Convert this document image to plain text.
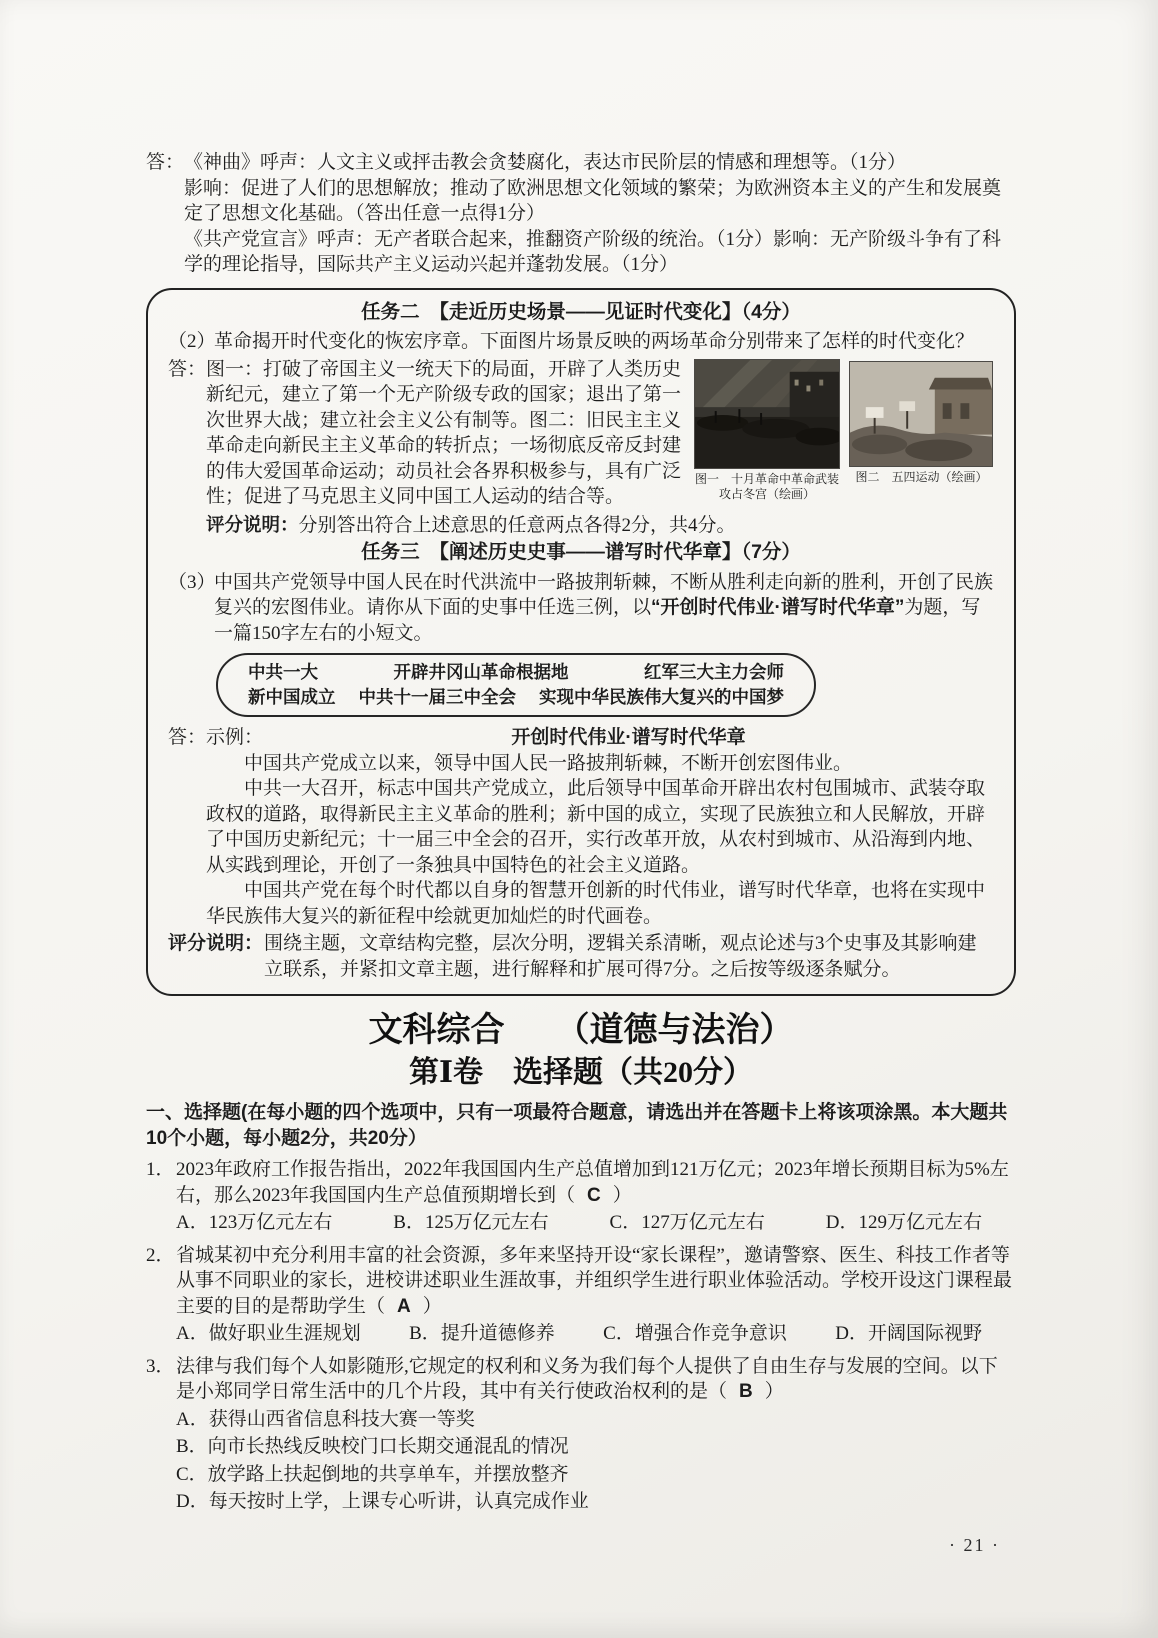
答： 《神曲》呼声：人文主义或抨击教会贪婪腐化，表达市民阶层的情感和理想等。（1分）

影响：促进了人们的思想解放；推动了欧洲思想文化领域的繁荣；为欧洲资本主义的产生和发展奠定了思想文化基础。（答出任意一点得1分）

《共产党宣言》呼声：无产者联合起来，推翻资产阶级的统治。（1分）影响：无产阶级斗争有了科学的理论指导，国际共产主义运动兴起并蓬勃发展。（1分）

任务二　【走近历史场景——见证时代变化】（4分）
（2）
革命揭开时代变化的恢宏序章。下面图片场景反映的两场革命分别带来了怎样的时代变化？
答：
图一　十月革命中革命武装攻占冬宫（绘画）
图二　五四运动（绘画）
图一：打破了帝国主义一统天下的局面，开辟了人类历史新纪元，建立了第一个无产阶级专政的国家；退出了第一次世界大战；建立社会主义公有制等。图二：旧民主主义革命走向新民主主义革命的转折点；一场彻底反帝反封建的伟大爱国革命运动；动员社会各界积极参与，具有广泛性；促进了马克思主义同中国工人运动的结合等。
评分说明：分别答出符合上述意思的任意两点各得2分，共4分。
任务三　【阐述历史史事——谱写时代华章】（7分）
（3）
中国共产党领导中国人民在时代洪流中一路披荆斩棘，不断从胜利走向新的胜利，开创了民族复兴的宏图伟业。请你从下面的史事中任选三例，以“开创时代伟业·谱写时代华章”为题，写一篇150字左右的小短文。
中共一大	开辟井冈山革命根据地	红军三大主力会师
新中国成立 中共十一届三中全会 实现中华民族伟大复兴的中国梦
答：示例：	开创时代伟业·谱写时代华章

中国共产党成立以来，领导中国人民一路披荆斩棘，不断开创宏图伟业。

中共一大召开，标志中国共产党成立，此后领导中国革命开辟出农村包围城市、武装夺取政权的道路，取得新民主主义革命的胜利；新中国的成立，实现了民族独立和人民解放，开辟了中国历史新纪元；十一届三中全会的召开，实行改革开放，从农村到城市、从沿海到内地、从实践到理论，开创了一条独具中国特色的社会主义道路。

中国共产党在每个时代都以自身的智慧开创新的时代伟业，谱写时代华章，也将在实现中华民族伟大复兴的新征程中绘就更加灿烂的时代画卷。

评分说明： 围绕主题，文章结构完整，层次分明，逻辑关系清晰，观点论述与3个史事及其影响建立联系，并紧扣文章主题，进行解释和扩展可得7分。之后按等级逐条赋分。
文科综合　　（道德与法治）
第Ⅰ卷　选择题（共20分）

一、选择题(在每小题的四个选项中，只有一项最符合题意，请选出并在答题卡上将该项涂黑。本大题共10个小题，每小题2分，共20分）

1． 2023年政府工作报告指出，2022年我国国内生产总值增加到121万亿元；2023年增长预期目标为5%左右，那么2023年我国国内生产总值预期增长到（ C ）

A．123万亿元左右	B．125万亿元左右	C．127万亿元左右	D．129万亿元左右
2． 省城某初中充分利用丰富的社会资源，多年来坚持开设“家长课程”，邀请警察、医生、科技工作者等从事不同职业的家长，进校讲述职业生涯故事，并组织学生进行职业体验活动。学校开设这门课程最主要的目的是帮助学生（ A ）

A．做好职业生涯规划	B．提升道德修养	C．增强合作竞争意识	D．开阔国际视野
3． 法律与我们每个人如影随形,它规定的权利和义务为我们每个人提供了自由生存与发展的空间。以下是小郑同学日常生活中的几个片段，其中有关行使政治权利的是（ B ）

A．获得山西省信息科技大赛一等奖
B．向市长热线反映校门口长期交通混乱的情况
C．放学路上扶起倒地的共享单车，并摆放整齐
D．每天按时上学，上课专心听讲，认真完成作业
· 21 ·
☆ ☆ ☆ ☆ ☆
Every record must be copied exactly, with the pictures left out.

(RESULT FOR THIS TASK)
Convert this document image to plain text.
答： 《神曲》呼声：人文主义或抨击教会贪婪腐化，表达市民阶层的情感和理想等。（1分）

影响：促进了人们的思想解放；推动了欧洲思想文化领域的繁荣；为欧洲资本主义的产生和发展奠定了思想文化基础。（答出任意一点得1分）

《共产党宣言》呼声：无产者联合起来，推翻资产阶级的统治。（1分）影响：无产阶级斗争有了科学的理论指导，国际共产主义运动兴起并蓬勃发展。（1分）

任务二　【走近历史场景——见证时代变化】（4分）
（2）
革命揭开时代变化的恢宏序章。下面图片场景反映的两场革命分别带来了怎样的时代变化？
答：
图一　十月革命中革命武装攻占冬宫（绘画）
图二　五四运动（绘画）
图一：打破了帝国主义一统天下的局面，开辟了人类历史新纪元，建立了第一个无产阶级专政的国家；退出了第一次世界大战；建立社会主义公有制等。图二：旧民主主义革命走向新民主主义革命的转折点；一场彻底反帝反封建的伟大爱国革命运动；动员社会各界积极参与，具有广泛性；促进了马克思主义同中国工人运动的结合等。
评分说明：分别答出符合上述意思的任意两点各得2分，共4分。
任务三　【阐述历史史事——谱写时代华章】（7分）
（3）
中国共产党领导中国人民在时代洪流中一路披荆斩棘，不断从胜利走向新的胜利，开创了民族复兴的宏图伟业。请你从下面的史事中任选三例，以“开创时代伟业·谱写时代华章”为题，写一篇150字左右的小短文。
中共一大	开辟井冈山革命根据地	红军三大主力会师
新中国成立 中共十一届三中全会 实现中华民族伟大复兴的中国梦
答：示例：	开创时代伟业·谱写时代华章

中国共产党成立以来，领导中国人民一路披荆斩棘，不断开创宏图伟业。

中共一大召开，标志中国共产党成立，此后领导中国革命开辟出农村包围城市、武装夺取政权的道路，取得新民主主义革命的胜利；新中国的成立，实现了民族独立和人民解放，开辟了中国历史新纪元；十一届三中全会的召开，实行改革开放，从农村到城市、从沿海到内地、从实践到理论，开创了一条独具中国特色的社会主义道路。

中国共产党在每个时代都以自身的智慧开创新的时代伟业，谱写时代华章，也将在实现中华民族伟大复兴的新征程中绘就更加灿烂的时代画卷。

评分说明： 围绕主题，文章结构完整，层次分明，逻辑关系清晰，观点论述与3个史事及其影响建立联系，并紧扣文章主题，进行解释和扩展可得7分。之后按等级逐条赋分。
文科综合　　（道德与法治）
第Ⅰ卷　选择题（共20分）

一、选择题(在每小题的四个选项中，只有一项最符合题意，请选出并在答题卡上将该项涂黑。本大题共10个小题，每小题2分，共20分）

1． 2023年政府工作报告指出，2022年我国国内生产总值增加到121万亿元；2023年增长预期目标为5%左右，那么2023年我国国内生产总值预期增长到（ C ）

A．123万亿元左右	B．125万亿元左右	C．127万亿元左右	D．129万亿元左右
2． 省城某初中充分利用丰富的社会资源，多年来坚持开设“家长课程”，邀请警察、医生、科技工作者等从事不同职业的家长，进校讲述职业生涯故事，并组织学生进行职业体验活动。学校开设这门课程最主要的目的是帮助学生（ A ）

A．做好职业生涯规划	B．提升道德修养	C．增强合作竞争意识	D．开阔国际视野
3． 法律与我们每个人如影随形,它规定的权利和义务为我们每个人提供了自由生存与发展的空间。以下是小郑同学日常生活中的几个片段，其中有关行使政治权利的是（ B ）

A．获得山西省信息科技大赛一等奖
B．向市长热线反映校门口长期交通混乱的情况
C．放学路上扶起倒地的共享单车，并摆放整齐
D．每天按时上学，上课专心听讲，认真完成作业
· 21 ·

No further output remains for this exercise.